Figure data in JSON
☆ ☆ ☆ ☆ ☆ ☆ ☆

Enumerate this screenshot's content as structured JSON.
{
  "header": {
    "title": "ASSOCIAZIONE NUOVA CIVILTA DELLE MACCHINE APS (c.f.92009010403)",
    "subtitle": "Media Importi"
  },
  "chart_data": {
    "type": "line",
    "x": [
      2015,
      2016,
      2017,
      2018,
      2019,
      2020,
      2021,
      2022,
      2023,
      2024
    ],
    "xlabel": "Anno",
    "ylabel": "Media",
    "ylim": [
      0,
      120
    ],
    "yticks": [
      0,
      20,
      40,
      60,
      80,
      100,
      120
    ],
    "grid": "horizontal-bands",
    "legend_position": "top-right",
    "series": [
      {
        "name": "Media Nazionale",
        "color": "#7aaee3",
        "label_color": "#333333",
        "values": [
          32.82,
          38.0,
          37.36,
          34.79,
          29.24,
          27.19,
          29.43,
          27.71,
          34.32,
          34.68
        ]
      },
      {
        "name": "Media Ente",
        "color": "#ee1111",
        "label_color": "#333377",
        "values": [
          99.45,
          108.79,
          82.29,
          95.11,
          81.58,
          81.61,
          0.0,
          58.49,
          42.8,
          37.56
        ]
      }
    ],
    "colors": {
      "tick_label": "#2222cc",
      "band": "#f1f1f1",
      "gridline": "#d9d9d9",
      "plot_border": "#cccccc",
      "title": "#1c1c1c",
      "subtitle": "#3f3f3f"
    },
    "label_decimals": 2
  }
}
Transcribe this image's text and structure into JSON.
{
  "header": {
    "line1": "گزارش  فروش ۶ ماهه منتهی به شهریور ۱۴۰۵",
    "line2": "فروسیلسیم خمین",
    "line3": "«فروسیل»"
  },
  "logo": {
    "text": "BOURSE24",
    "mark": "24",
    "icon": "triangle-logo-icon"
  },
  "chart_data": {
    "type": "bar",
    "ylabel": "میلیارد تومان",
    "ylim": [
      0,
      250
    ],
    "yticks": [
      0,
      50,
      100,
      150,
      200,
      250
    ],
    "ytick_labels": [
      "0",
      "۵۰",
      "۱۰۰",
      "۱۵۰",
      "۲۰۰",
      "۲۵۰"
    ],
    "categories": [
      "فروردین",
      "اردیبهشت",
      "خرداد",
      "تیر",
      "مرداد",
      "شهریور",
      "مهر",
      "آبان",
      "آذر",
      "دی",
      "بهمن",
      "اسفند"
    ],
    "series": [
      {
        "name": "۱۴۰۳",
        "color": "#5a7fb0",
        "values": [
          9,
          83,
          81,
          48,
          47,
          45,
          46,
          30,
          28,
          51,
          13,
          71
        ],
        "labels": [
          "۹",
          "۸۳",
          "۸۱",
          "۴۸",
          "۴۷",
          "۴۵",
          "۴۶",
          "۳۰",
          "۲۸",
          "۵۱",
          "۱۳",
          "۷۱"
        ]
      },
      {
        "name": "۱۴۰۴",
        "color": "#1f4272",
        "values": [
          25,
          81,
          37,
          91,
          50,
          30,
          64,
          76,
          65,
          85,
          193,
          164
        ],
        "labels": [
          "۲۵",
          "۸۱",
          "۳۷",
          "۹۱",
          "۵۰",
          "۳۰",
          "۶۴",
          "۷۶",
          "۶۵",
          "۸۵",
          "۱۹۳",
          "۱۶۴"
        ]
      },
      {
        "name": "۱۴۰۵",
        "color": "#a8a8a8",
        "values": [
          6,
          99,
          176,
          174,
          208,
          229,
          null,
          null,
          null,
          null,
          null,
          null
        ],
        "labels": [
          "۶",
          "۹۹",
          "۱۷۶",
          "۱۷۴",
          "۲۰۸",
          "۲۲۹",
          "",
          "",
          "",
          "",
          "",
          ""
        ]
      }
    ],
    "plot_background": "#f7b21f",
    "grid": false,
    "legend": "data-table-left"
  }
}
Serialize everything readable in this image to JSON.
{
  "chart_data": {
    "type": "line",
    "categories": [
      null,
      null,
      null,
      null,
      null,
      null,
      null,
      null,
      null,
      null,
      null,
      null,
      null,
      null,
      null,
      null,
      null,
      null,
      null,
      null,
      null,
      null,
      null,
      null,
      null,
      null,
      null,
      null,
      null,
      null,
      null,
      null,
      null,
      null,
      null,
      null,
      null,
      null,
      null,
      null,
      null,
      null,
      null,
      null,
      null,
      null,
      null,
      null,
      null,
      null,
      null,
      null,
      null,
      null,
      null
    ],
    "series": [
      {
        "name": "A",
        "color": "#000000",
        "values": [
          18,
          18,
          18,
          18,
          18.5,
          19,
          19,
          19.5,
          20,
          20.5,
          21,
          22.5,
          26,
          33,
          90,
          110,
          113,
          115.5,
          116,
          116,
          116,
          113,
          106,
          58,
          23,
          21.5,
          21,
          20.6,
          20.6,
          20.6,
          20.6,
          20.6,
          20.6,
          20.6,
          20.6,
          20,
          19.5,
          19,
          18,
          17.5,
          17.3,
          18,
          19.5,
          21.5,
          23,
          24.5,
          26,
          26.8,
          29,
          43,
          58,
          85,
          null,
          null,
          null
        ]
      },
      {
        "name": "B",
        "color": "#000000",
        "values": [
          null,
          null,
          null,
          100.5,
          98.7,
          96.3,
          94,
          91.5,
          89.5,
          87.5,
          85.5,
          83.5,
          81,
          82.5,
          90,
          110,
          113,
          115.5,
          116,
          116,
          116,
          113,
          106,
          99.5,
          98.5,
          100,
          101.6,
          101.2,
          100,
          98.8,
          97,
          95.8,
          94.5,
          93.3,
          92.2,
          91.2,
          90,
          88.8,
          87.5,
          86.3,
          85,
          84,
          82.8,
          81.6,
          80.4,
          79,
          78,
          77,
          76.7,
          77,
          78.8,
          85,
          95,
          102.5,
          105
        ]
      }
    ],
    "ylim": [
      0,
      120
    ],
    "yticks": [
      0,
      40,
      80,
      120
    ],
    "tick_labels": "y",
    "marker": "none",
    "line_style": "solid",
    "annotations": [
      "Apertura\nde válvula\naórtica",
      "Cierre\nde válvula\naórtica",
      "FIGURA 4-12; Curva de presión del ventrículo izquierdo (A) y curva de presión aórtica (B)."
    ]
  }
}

☆ ☆ ☆ ☆ ☆ ☆ ☆

Locate each line containing the string "name" and show it.

        "name": "Media Nazionale",
        "name": "Media Ente",
        "name": "۱۴۰۳",
        "name": "۱۴۰۴",
        "name": "۱۴۰۵",
        "name": "A",
        "name": "B",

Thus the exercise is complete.